■ **BRIEF**: Copy out all the records exactly.
---------------
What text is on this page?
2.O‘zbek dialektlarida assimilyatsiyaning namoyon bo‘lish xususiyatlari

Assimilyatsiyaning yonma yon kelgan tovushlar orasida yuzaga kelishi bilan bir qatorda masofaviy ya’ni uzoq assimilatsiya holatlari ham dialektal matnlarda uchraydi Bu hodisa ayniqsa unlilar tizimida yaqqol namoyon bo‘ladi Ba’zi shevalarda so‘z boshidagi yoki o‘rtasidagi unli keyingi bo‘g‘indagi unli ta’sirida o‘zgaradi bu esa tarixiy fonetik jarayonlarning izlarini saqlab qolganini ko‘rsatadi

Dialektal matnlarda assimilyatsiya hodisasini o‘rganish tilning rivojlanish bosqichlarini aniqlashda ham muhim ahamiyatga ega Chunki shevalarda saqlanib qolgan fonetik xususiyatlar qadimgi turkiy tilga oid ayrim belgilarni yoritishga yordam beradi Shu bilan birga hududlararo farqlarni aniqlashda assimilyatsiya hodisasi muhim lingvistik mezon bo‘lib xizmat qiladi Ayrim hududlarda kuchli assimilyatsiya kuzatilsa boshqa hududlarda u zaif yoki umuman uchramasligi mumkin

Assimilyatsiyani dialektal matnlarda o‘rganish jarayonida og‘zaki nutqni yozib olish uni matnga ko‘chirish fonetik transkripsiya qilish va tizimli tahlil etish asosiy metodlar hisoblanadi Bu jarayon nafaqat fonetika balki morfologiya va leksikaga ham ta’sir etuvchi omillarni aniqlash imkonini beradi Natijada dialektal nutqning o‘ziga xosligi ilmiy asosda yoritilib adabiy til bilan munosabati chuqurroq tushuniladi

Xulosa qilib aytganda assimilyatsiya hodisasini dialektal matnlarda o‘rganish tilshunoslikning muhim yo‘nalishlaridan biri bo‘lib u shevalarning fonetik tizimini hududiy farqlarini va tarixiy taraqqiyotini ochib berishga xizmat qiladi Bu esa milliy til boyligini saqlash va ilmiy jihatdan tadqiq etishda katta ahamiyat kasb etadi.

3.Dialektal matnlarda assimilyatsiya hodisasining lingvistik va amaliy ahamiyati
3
---------------
■ **CORRECT OUTPUT**:
What text is on this page?
2.O‘zbek dialektlarida assimilyatsiyaning namoyon bo‘lish xususiyatlari

Assimilyatsiyaning yonma yon kelgan tovushlar orasida yuzaga kelishi bilan bir qatorda masofaviy ya’ni uzoq assimilatsiya holatlari ham dialektal matnlarda uchraydi Bu hodisa ayniqsa unlilar tizimida yaqqol namoyon bo‘ladi Ba’zi shevalarda so‘z boshidagi yoki o‘rtasidagi unli keyingi bo‘g‘indagi unli ta’sirida o‘zgaradi bu esa tarixiy fonetik jarayonlarning izlarini saqlab qolganini ko‘rsatadi

Dialektal matnlarda assimilyatsiya hodisasini o‘rganish tilning rivojlanish bosqichlarini aniqlashda ham muhim ahamiyatga ega Chunki shevalarda saqlanib qolgan fonetik xususiyatlar qadimgi turkiy tilga oid ayrim belgilarni yoritishga yordam beradi Shu bilan birga hududlararo farqlarni aniqlashda assimilyatsiya hodisasi muhim lingvistik mezon bo‘lib xizmat qiladi Ayrim hududlarda kuchli assimilyatsiya kuzatilsa boshqa hududlarda u zaif yoki umuman uchramasligi mumkin

Assimilyatsiyani dialektal matnlarda o‘rganish jarayonida og‘zaki nutqni yozib olish uni matnga ko‘chirish fonetik transkripsiya qilish va tizimli tahlil etish asosiy metodlar hisoblanadi Bu jarayon nafaqat fonetika balki morfologiya va leksikaga ham ta’sir etuvchi omillarni aniqlash imkonini beradi Natijada dialektal nutqning o‘ziga xosligi ilmiy asosda yoritilib adabiy til bilan munosabati chuqurroq tushuniladi

Xulosa qilib aytganda assimilyatsiya hodisasini dialektal matnlarda o‘rganish tilshunoslikning muhim yo‘nalishlaridan biri bo‘lib u shevalarning fonetik tizimini hududiy farqlarini va tarixiy taraqqiyotini ochib berishga xizmat qiladi Bu esa milliy til boyligini saqlash va ilmiy jihatdan tadqiq etishda katta ahamiyat kasb etadi.

3.Dialektal matnlarda assimilyatsiya hodisasining lingvistik va amaliy ahamiyati
3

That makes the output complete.